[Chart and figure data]
※ ※ ※

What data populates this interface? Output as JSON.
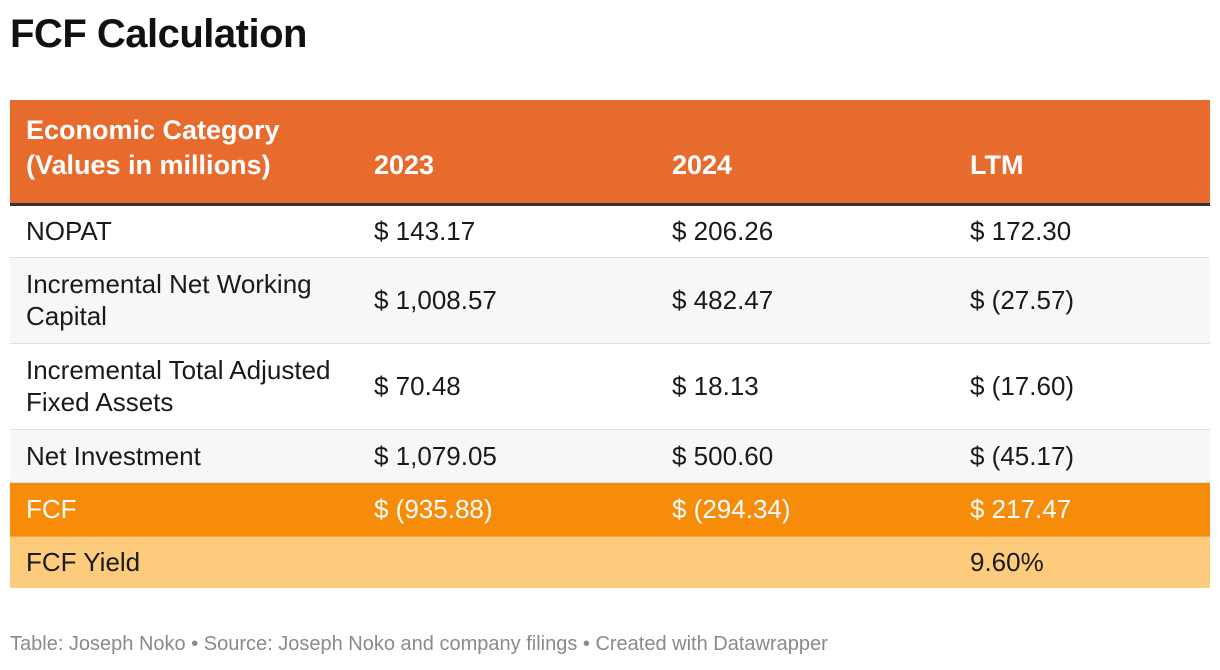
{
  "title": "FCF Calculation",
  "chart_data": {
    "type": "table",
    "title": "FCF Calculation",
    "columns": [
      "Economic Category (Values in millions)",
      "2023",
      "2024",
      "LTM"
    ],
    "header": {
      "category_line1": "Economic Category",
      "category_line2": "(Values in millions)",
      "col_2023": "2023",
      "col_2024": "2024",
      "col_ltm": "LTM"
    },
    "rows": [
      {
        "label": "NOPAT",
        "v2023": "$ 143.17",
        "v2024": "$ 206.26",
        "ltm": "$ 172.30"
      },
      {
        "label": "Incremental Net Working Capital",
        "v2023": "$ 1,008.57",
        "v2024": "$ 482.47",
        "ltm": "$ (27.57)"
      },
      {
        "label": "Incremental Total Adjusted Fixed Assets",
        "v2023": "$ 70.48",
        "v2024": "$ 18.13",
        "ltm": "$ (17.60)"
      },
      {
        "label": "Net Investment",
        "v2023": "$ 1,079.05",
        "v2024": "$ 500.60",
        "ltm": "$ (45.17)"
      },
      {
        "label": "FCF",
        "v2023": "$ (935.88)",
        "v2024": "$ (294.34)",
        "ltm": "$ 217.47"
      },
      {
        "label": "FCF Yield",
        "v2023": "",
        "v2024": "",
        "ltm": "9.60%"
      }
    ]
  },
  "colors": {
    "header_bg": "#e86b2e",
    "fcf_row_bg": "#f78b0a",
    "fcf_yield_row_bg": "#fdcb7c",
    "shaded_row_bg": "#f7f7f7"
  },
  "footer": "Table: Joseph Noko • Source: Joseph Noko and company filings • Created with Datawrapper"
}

※ ※ ※

## What you have to do
All records should be output exactly, with the pictures left out.

## Solution to this task
What data populates this interface? Output as JSON.
{
  "title": "FCF Calculation",
  "chart_data": {
    "type": "table",
    "title": "FCF Calculation",
    "columns": [
      "Economic Category (Values in millions)",
      "2023",
      "2024",
      "LTM"
    ],
    "header": {
      "category_line1": "Economic Category",
      "category_line2": "(Values in millions)",
      "col_2023": "2023",
      "col_2024": "2024",
      "col_ltm": "LTM"
    },
    "rows": [
      {
        "label": "NOPAT",
        "v2023": "$ 143.17",
        "v2024": "$ 206.26",
        "ltm": "$ 172.30"
      },
      {
        "label": "Incremental Net Working Capital",
        "v2023": "$ 1,008.57",
        "v2024": "$ 482.47",
        "ltm": "$ (27.57)"
      },
      {
        "label": "Incremental Total Adjusted Fixed Assets",
        "v2023": "$ 70.48",
        "v2024": "$ 18.13",
        "ltm": "$ (17.60)"
      },
      {
        "label": "Net Investment",
        "v2023": "$ 1,079.05",
        "v2024": "$ 500.60",
        "ltm": "$ (45.17)"
      },
      {
        "label": "FCF",
        "v2023": "$ (935.88)",
        "v2024": "$ (294.34)",
        "ltm": "$ 217.47"
      },
      {
        "label": "FCF Yield",
        "v2023": "",
        "v2024": "",
        "ltm": "9.60%"
      }
    ]
  },
  "colors": {
    "header_bg": "#e86b2e",
    "fcf_row_bg": "#f78b0a",
    "fcf_yield_row_bg": "#fdcb7c",
    "shaded_row_bg": "#f7f7f7"
  },
  "footer": "Table: Joseph Noko • Source: Joseph Noko and company filings • Created with Datawrapper"
}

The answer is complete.